_What you should do_
Filter the records below down to lines containing "title".

>> BEGIN Records for the task

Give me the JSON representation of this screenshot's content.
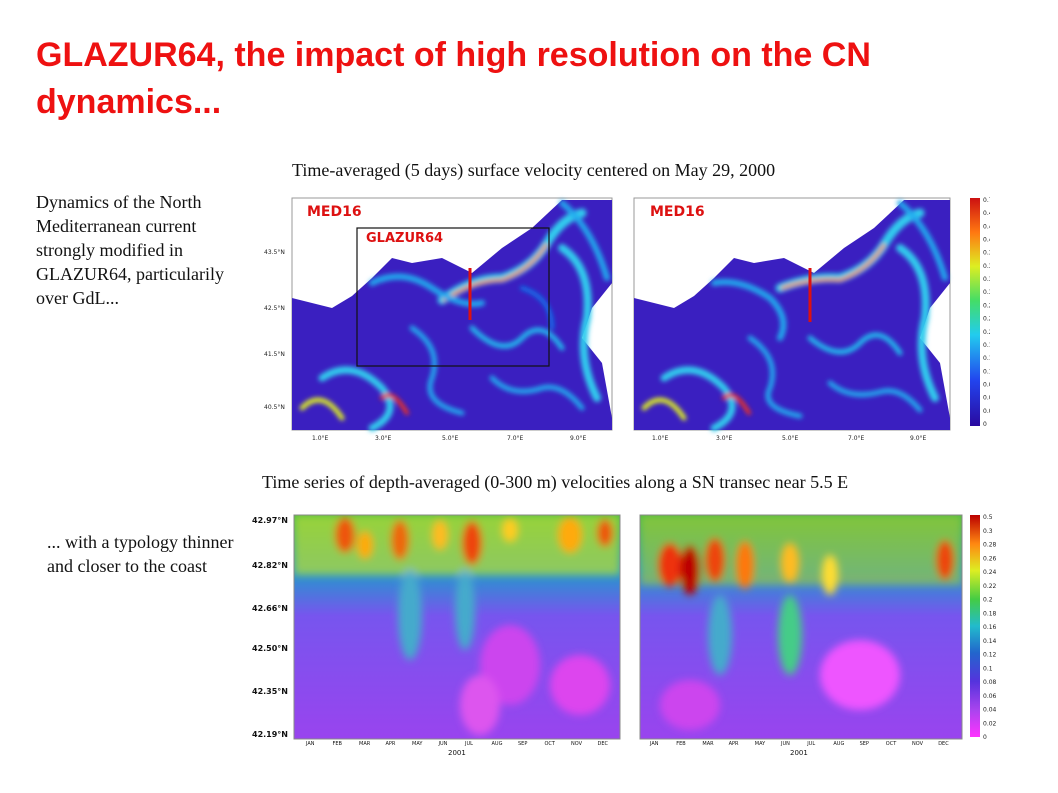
{
  "title": "GLAZUR64, the impact of high resolution on the CN dynamics...",
  "top_caption": "Time-averaged (5 days) surface velocity centered on May 29, 2000",
  "bottom_caption": "Time series of depth-averaged (0-300 m) velocities along a SN transec near 5.5 E",
  "side_text_1": "Dynamics of the North Mediterranean current strongly modified in GLAZUR64, particularily over GdL...",
  "side_text_2": "... with a typology thinner and closer to the coast",
  "map_left": {
    "label": "MED16",
    "inset_label": "GLAZUR64",
    "lat_ticks": [
      "43.5°N",
      "42.5°N",
      "41.5°N",
      "40.5°N"
    ],
    "lon_ticks": [
      "1.0°E",
      "3.0°E",
      "5.0°E",
      "7.0°E",
      "9.0°E"
    ]
  },
  "map_right": {
    "label": "MED16",
    "lon_ticks": [
      "1.0°E",
      "3.0°E",
      "5.0°E",
      "7.0°E",
      "9.0°E"
    ]
  },
  "colorbar_top": [
    "0.7",
    "0.48",
    "0.45",
    "0.42",
    "0.39",
    "0.36",
    "0.33",
    "0.3",
    "0.27",
    "0.24",
    "0.21",
    "0.18",
    "0.15",
    "0.12",
    "0.09",
    "0.06",
    "0.03",
    "0"
  ],
  "hov_lat_ticks": [
    "42.97°N",
    "42.82°N",
    "42.66°N",
    "42.50°N",
    "42.35°N",
    "42.19°N"
  ],
  "hov_months": [
    "JAN",
    "FEB",
    "MAR",
    "APR",
    "MAY",
    "JUN",
    "JUL",
    "AUG",
    "SEP",
    "OCT",
    "NOV",
    "DEC"
  ],
  "hov_year": "2001",
  "colorbar_bottom": [
    "0.5",
    "0.3",
    "0.28",
    "0.26",
    "0.24",
    "0.22",
    "0.2",
    "0.18",
    "0.16",
    "0.14",
    "0.12",
    "0.1",
    "0.08",
    "0.06",
    "0.04",
    "0.02",
    "0"
  ],
  "colors": {
    "title": "#ee1111",
    "label_red": "#dd1111",
    "background_field": "#3a1fc0",
    "land": "#ffffff"
  }
}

>> END Records for the task

_Reply to the exercise_
  "title": "GLAZUR64, the impact of high resolution on the CN dynamics...",
    "title": "#ee1111",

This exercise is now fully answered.